══ TEXTAUSZUG ══
Kardinal Karl Lehmann, der Vorsitzende der deutschen Bischofskonferenz, erklärte, die Stellungnahme lasse „grundlegend Raum, die anderen Kirchen nicht nur moralisch, sondern theologisch als Kirchen zu achten". Denn: "Die Gleichsetzung Kirche katholische Kirche wird eingeschränkt." Dies ermögliche eine echte Ergänzung und einen aufrichtigen Dialog. Der römische Anspruch dürfe nicht zu irgendeiner Überheblichkeit führen, betonte Lehmann. Denn durch die Spaltungen sei auch die Fülle der katholischen Kirche eingeschränkt.

Der exklusive Alleinvertretungsanspruch römisch-katholischen Kirchenbegriffs sei von evangelischer Seite aus nicht akzeptabel, sagte Thomas Rachel vom Evangelischen Arbeitskreis der CDU/CSU. «Gerade in der heutigen Zeit sollten wir uns als Christen vermehrt um ökumenische Einheit unseres gemeinsamen Glaubenszeugnisses für diese Welt bemühen statt uns gegenseitig voneinander abzugrenzen.»
═══
- AUFGABE 1:
Beantworte anhand des Textauszugs kurz:
(a) Welches Amt hat Karl Lehmann inne?
(b) Was ist nach Lehmann durch die Spaltungen ebenfalls eingeschränkt?
(c) Für welchen Arbeitskreis spricht Thomas Rachel?
- AUFGABE 2:
Führe den Textauszug über die Reaktionen auf die kirchliche Stellungnahme im selben Stil weiter.
Das Material wird hierfür nicht gebraucht.
══ ENTNOMMENES MATERIAL ══
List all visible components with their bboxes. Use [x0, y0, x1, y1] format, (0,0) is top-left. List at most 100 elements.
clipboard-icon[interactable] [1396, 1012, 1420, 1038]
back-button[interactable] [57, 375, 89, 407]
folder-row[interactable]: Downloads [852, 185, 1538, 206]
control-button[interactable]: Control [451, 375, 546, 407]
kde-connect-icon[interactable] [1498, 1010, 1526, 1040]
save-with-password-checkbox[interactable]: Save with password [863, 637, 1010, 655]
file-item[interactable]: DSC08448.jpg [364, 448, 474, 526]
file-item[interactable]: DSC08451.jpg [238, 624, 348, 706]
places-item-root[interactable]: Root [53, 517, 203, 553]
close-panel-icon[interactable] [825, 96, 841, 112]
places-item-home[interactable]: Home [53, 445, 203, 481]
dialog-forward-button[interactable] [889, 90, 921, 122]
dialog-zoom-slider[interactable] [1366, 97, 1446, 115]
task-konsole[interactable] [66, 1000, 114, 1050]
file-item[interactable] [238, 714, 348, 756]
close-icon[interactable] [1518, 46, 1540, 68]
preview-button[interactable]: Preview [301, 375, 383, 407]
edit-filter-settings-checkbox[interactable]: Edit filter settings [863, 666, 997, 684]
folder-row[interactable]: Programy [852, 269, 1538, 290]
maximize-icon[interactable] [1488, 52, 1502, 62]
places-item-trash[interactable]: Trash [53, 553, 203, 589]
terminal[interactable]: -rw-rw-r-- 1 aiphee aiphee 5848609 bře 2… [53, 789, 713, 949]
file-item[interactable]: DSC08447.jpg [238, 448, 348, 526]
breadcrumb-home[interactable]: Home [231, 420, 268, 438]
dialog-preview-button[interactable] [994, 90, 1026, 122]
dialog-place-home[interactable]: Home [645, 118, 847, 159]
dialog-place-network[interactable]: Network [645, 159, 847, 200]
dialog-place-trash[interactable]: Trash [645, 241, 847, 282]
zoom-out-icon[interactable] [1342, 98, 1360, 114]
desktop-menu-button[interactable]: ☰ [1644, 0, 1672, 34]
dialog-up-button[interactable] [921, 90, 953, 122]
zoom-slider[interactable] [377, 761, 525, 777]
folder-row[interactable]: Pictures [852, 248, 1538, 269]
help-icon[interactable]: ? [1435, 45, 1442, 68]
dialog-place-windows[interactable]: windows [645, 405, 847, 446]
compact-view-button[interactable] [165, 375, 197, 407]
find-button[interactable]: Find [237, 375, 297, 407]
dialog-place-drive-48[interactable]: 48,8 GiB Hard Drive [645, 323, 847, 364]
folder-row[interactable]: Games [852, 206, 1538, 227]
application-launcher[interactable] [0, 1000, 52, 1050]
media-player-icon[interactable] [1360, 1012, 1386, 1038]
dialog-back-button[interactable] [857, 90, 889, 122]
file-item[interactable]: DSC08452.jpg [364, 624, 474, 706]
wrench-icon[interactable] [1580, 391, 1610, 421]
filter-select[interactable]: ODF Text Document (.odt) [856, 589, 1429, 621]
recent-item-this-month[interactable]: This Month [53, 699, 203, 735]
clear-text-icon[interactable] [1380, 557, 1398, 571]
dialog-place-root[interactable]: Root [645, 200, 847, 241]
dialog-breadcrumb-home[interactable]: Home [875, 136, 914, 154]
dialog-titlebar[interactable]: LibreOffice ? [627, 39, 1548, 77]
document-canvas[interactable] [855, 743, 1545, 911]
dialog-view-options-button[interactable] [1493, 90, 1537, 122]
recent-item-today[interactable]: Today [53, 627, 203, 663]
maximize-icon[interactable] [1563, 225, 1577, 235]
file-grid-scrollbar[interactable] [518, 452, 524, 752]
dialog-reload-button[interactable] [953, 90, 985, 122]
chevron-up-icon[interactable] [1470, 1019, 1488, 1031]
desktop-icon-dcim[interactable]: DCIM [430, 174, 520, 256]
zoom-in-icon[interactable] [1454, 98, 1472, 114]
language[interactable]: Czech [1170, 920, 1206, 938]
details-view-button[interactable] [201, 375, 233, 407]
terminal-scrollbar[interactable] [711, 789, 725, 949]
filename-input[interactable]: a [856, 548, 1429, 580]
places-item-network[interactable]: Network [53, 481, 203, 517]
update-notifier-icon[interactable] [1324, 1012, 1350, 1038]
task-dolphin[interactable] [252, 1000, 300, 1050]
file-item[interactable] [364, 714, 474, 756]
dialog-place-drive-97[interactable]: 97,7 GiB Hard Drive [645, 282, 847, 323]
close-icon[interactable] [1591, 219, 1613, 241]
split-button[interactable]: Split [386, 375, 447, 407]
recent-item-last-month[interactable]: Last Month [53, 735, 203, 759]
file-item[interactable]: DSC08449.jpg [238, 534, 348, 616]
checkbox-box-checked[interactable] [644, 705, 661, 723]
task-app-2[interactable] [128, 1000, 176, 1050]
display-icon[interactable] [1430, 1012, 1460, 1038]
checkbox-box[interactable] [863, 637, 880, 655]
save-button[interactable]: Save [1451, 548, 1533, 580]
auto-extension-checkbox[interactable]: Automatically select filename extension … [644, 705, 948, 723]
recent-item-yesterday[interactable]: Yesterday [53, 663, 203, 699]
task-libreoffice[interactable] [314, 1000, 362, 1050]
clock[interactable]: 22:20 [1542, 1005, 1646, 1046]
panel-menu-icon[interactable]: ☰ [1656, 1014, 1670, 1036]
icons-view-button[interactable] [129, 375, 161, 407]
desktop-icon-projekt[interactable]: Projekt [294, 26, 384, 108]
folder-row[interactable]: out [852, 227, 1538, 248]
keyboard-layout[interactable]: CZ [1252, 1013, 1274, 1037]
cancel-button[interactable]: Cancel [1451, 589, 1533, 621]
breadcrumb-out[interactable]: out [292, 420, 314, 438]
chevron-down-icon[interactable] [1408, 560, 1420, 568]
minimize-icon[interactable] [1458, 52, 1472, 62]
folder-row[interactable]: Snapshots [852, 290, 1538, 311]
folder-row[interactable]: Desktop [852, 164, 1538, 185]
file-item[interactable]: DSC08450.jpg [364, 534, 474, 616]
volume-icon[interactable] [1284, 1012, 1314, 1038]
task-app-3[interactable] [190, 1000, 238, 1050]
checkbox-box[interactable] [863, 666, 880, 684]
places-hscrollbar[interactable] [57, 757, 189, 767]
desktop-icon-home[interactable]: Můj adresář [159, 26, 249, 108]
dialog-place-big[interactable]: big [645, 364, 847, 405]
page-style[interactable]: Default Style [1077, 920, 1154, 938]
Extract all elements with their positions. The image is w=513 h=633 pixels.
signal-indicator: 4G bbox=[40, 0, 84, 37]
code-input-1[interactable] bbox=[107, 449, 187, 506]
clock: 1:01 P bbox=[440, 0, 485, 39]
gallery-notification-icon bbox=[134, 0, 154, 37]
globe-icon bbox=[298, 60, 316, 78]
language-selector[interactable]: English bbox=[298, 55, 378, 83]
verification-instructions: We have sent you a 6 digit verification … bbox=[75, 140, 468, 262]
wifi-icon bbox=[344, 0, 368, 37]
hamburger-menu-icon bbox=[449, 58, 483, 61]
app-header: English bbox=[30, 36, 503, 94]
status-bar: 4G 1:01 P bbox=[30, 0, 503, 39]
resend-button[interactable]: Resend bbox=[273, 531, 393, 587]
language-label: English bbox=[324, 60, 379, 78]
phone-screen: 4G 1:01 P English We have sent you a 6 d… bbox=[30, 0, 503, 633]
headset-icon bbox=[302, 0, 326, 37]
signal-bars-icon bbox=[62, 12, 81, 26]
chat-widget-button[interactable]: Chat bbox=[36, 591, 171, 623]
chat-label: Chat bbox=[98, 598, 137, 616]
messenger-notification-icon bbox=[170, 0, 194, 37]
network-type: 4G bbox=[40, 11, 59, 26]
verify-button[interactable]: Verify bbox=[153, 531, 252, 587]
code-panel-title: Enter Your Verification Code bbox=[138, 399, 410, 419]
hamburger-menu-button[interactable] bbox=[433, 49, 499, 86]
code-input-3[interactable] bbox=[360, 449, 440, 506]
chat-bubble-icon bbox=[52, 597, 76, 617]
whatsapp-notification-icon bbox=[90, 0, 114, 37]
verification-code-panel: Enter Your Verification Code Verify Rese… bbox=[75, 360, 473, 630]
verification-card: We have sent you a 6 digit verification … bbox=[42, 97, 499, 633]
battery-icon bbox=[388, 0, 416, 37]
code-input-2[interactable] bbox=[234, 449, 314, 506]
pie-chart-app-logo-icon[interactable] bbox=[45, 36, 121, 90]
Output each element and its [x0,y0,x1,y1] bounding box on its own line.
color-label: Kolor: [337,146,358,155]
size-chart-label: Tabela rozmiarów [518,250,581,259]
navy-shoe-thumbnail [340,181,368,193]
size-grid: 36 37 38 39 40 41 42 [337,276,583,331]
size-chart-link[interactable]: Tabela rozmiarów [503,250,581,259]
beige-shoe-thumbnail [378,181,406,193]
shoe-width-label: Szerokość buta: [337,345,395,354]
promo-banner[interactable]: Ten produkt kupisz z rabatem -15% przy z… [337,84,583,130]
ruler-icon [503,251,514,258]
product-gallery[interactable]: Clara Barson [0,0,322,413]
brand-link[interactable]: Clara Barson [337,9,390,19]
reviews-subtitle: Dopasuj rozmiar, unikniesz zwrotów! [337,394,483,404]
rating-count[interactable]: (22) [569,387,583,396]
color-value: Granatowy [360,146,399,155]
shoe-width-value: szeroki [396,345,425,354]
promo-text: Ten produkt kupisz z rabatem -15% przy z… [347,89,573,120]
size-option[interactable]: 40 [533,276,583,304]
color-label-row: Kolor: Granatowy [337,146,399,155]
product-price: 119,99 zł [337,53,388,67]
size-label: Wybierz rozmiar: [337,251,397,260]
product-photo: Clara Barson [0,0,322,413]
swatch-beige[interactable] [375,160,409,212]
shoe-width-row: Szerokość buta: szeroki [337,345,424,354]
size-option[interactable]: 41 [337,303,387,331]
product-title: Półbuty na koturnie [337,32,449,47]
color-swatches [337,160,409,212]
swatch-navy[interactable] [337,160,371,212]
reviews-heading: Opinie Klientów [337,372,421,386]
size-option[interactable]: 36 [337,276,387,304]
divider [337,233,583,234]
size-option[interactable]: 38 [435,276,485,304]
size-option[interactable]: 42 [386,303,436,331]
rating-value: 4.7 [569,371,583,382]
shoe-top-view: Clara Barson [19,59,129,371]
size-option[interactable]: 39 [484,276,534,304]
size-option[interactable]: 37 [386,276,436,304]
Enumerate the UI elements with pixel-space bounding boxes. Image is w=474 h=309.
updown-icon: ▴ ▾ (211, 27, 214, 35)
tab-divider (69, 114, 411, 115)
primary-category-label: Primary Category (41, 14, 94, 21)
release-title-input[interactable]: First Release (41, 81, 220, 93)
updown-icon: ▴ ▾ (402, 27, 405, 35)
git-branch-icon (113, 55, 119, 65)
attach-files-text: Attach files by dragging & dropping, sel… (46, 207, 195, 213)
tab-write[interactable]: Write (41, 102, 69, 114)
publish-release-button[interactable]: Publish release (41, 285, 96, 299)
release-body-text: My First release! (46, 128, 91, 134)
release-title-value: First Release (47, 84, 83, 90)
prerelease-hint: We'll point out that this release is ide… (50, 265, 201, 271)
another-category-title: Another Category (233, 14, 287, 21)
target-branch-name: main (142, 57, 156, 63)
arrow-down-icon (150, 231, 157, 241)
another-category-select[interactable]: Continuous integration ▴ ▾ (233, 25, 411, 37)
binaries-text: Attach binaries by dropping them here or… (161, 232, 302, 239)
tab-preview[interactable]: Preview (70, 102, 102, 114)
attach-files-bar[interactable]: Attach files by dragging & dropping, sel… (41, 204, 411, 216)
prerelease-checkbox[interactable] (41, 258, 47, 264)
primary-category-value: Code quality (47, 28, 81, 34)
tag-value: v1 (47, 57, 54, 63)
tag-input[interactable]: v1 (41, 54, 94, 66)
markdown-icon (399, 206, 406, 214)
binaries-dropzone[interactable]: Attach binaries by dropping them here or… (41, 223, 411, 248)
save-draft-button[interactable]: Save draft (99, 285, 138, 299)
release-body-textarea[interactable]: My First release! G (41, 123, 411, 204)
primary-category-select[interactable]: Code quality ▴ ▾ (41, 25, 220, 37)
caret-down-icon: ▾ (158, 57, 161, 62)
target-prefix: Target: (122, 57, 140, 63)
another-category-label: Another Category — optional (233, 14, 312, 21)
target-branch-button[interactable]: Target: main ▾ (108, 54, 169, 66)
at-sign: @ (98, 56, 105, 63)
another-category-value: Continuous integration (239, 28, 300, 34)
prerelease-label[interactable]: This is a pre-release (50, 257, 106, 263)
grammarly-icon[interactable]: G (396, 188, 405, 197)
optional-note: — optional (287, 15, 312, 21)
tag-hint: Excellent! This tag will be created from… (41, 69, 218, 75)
═══
- ENDGÜLTIGE ANTWORT 1:
(a) Er ist Vorsitzender der deutschen Bischofskonferenz.
(b) Die Fülle der katholischen Kirche.
(c) Für den Evangelischen Arbeitskreis der CDU/CSU.

- ENDGÜLTIGE ANTWORT 2:
SEK: Ökumene-Errungenschaften in Frage gestellt

Der Schweizerische Evangelische Kirchenbund ( SEK ) sieht wesentliche Errungenschaften der Ökumene in Frage gestellt. Mit Sorge stellt der SEK fest, dass sich die römisch-katholische Kirche durch den "Rückzug auf sich selber aus der weltweiten Gemeinschaft der Kirchen ausschliesst". Sie stelle wesentliche Errungenschaften des ökumenischen Dialogs in Frage. Grundlegend sei dass die Kirche nicht selber die Wahrheit ist, sondern auf die Wahrheit auf Christus hinweist. Die Kirchen der Reformation können sich darum in vollem Sinne als Kirchen verstehen und gleichzeitig die römisch-katholische Kirche als Schwesterkirche erkennen.

Kommentar

Zeit für innerevangelische Ökumene

Von Peter Schmid

Die römisch-katholische Kirchenleitung bleibt in ihrer mittelalterlichen Selbstüberschätzung gefangen, die anlässlich der Reformation zur katastrophalen Reaktion des Trienter Konzils (1545-62) führte. Von seinen Lehraussagen, die die Bekämpfung der Reformation einleiteten, zieht sich eine Linie zur neusten Feststellung des römischen Exklusivanspruchs auf das wahre Kirchesein, welcher alle anderen Christen herabsetzt. Das Erste Vatikanische Konzil von 1870 schuf mit der Unfehlbarkeit des Papstes bei Lehraussagen eine zusätzliche Kluft, auch zu den Orthodoxen.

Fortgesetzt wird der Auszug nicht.